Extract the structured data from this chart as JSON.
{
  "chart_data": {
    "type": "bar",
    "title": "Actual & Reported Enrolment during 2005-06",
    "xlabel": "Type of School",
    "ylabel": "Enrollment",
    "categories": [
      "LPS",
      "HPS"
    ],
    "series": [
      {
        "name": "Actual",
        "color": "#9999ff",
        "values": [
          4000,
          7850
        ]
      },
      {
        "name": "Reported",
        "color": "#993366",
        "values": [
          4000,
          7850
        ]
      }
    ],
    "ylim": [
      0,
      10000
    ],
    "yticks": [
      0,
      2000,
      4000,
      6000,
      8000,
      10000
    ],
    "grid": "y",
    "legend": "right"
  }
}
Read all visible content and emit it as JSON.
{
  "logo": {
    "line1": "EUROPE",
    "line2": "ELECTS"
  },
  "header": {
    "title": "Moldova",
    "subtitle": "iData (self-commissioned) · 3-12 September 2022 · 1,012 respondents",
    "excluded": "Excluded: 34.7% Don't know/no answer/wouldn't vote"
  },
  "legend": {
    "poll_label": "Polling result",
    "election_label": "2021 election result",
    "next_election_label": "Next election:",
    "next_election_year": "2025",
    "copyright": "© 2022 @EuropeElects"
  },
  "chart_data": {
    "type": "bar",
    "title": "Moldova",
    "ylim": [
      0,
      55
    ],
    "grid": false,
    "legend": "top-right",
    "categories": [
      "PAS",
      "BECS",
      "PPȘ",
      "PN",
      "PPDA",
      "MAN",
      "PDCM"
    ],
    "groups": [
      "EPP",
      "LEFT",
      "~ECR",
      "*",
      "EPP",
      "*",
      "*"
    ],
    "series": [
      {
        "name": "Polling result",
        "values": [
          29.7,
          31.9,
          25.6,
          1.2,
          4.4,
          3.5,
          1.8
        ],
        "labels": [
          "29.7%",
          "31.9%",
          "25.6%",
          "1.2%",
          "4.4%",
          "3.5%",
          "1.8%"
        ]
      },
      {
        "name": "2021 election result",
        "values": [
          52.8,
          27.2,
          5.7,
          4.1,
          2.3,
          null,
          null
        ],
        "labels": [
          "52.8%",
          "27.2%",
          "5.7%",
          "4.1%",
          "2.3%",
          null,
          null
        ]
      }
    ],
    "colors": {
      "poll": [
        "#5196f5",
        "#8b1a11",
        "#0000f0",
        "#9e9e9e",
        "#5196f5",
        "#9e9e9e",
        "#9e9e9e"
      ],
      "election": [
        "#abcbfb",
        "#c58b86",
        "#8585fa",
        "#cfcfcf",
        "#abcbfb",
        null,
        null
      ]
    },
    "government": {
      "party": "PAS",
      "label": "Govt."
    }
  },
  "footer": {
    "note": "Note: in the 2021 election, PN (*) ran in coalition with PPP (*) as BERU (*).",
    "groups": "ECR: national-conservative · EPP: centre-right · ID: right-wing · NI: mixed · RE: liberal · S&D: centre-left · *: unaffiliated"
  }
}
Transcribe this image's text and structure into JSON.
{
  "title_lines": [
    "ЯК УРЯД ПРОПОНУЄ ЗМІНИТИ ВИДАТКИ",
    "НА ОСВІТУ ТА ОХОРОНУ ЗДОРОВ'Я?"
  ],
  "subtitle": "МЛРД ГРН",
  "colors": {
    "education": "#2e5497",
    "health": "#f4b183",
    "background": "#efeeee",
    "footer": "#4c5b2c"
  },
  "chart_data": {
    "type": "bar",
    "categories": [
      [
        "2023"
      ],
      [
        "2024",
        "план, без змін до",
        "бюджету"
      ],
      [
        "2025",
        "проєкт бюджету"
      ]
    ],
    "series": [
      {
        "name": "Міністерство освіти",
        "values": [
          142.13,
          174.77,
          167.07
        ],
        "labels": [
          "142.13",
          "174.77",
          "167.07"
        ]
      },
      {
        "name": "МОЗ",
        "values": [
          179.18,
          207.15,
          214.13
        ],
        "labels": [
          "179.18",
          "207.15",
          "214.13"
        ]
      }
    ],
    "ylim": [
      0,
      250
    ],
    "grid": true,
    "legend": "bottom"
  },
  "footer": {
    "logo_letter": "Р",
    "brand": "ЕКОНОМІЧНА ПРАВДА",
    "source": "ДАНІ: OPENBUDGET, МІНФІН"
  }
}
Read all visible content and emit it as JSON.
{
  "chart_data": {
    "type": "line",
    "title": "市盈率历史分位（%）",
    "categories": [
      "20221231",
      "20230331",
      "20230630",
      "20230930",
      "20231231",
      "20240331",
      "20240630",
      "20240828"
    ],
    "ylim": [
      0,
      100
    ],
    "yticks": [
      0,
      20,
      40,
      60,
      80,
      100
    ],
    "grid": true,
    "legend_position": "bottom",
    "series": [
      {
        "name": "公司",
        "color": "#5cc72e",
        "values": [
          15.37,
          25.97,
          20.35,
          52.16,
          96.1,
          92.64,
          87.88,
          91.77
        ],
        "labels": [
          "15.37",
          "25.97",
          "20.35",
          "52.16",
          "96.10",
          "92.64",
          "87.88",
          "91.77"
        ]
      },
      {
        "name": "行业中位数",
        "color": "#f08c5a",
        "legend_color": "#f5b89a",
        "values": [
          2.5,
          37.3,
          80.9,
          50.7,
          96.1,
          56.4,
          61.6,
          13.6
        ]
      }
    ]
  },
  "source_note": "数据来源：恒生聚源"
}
::::::
From the records above, extract each line exactly as shown.

Extract the structured data from this chart as JSON.
{
  "chart_data": {
    "type": "bar",
    "title": "Actual & Reported Enrolment during 2005-06",
    "xlabel": "Type of School",
    "ylabel": "Enrollment",
    "categories": [
      "LPS",
      "HPS"
    ],
    "series": [
      {
        "name": "Actual",
        "color": "#9999ff",
        "values": [
          4000,
          7850
        ]
      },
      {
        "name": "Reported",
        "color": "#993366",
        "values": [
          4000,
          7850
        ]
      }
    ],
    "ylim": [
      0,
      10000
    ],
    "yticks": [
      0,
      2000,
      4000,
      6000,
      8000,
      10000
    ],
    "grid": "y",
    "legend": "right"
  }
}
Read all visible content and emit it as JSON.
{
  "logo": {
    "line1": "EUROPE",
    "line2": "ELECTS"
  },
  "header": {
    "title": "Moldova",
    "subtitle": "iData (self-commissioned) · 3-12 September 2022 · 1,012 respondents",
    "excluded": "Excluded: 34.7% Don't know/no answer/wouldn't vote"
  },
  "legend": {
    "poll_label": "Polling result",
    "election_label": "2021 election result",
    "next_election_label": "Next election:",
    "next_election_year": "2025",
    "copyright": "© 2022 @EuropeElects"
  },
  "chart_data": {
    "type": "bar",
    "title": "Moldova",
    "ylim": [
      0,
      55
    ],
    "grid": false,
    "legend": "top-right",
    "categories": [
      "PAS",
      "BECS",
      "PPȘ",
      "PN",
      "PPDA",
      "MAN",
      "PDCM"
    ],
    "groups": [
      "EPP",
      "LEFT",
      "~ECR",
      "*",
      "EPP",
      "*",
      "*"
    ],
    "series": [
      {
        "name": "Polling result",
        "values": [
          29.7,
          31.9,
          25.6,
          1.2,
          4.4,
          3.5,
          1.8
        ],
        "labels": [
          "29.7%",
          "31.9%",
          "25.6%",
          "1.2%",
          "4.4%",
          "3.5%",
          "1.8%"
        ]
      },
      {
        "name": "2021 election result",
        "values": [
          52.8,
          27.2,
          5.7,
          4.1,
          2.3,
          null,
          null
        ],
        "labels": [
          "52.8%",
          "27.2%",
          "5.7%",
          "4.1%",
          "2.3%",
          null,
          null
        ]
      }
    ],
    "colors": {
      "poll": [
        "#5196f5",
        "#8b1a11",
        "#0000f0",
        "#9e9e9e",
        "#5196f5",
        "#9e9e9e",
        "#9e9e9e"
      ],
      "election": [
        "#abcbfb",
        "#c58b86",
        "#8585fa",
        "#cfcfcf",
        "#abcbfb",
        null,
        null
      ]
    },
    "government": {
      "party": "PAS",
      "label": "Govt."
    }
  },
  "footer": {
    "note": "Note: in the 2021 election, PN (*) ran in coalition with PPP (*) as BERU (*).",
    "groups": "ECR: national-conservative · EPP: centre-right · ID: right-wing · NI: mixed · RE: liberal · S&D: centre-left · *: unaffiliated"
  }
}
Transcribe this image's text and structure into JSON.
{
  "title_lines": [
    "ЯК УРЯД ПРОПОНУЄ ЗМІНИТИ ВИДАТКИ",
    "НА ОСВІТУ ТА ОХОРОНУ ЗДОРОВ'Я?"
  ],
  "subtitle": "МЛРД ГРН",
  "colors": {
    "education": "#2e5497",
    "health": "#f4b183",
    "background": "#efeeee",
    "footer": "#4c5b2c"
  },
  "chart_data": {
    "type": "bar",
    "categories": [
      [
        "2023"
      ],
      [
        "2024",
        "план, без змін до",
        "бюджету"
      ],
      [
        "2025",
        "проєкт бюджету"
      ]
    ],
    "series": [
      {
        "name": "Міністерство освіти",
        "values": [
          142.13,
          174.77,
          167.07
        ],
        "labels": [
          "142.13",
          "174.77",
          "167.07"
        ]
      },
      {
        "name": "МОЗ",
        "values": [
          179.18,
          207.15,
          214.13
        ],
        "labels": [
          "179.18",
          "207.15",
          "214.13"
        ]
      }
    ],
    "ylim": [
      0,
      250
    ],
    "grid": true,
    "legend": "bottom"
  },
  "footer": {
    "logo_letter": "Р",
    "brand": "ЕКОНОМІЧНА ПРАВДА",
    "source": "ДАНІ: OPENBUDGET, МІНФІН"
  }
}
Read all visible content and emit it as JSON.
{
  "chart_data": {
    "type": "line",
    "title": "市盈率历史分位（%）",
    "categories": [
      "20221231",
      "20230331",
      "20230630",
      "20230930",
      "20231231",
      "20240331",
      "20240630",
      "20240828"
    ],
    "ylim": [
      0,
      100
    ],
    "yticks": [
      0,
      20,
      40,
      60,
      80,
      100
    ],
    "grid": true,
    "legend_position": "bottom",
    "series": [
      {
        "name": "公司",
        "color": "#5cc72e",
        "values": [
          15.37,
          25.97,
          20.35,
          52.16,
          96.1,
          92.64,
          87.88,
          91.77
        ],
        "labels": [
          "15.37",
          "25.97",
          "20.35",
          "52.16",
          "96.10",
          "92.64",
          "87.88",
          "91.77"
        ]
      },
      {
        "name": "行业中位数",
        "color": "#f08c5a",
        "legend_color": "#f5b89a",
        "values": [
          2.5,
          37.3,
          80.9,
          50.7,
          96.1,
          56.4,
          61.6,
          13.6
        ]
      }
    ]
  },
  "source_note": "数据来源：恒生聚源"
}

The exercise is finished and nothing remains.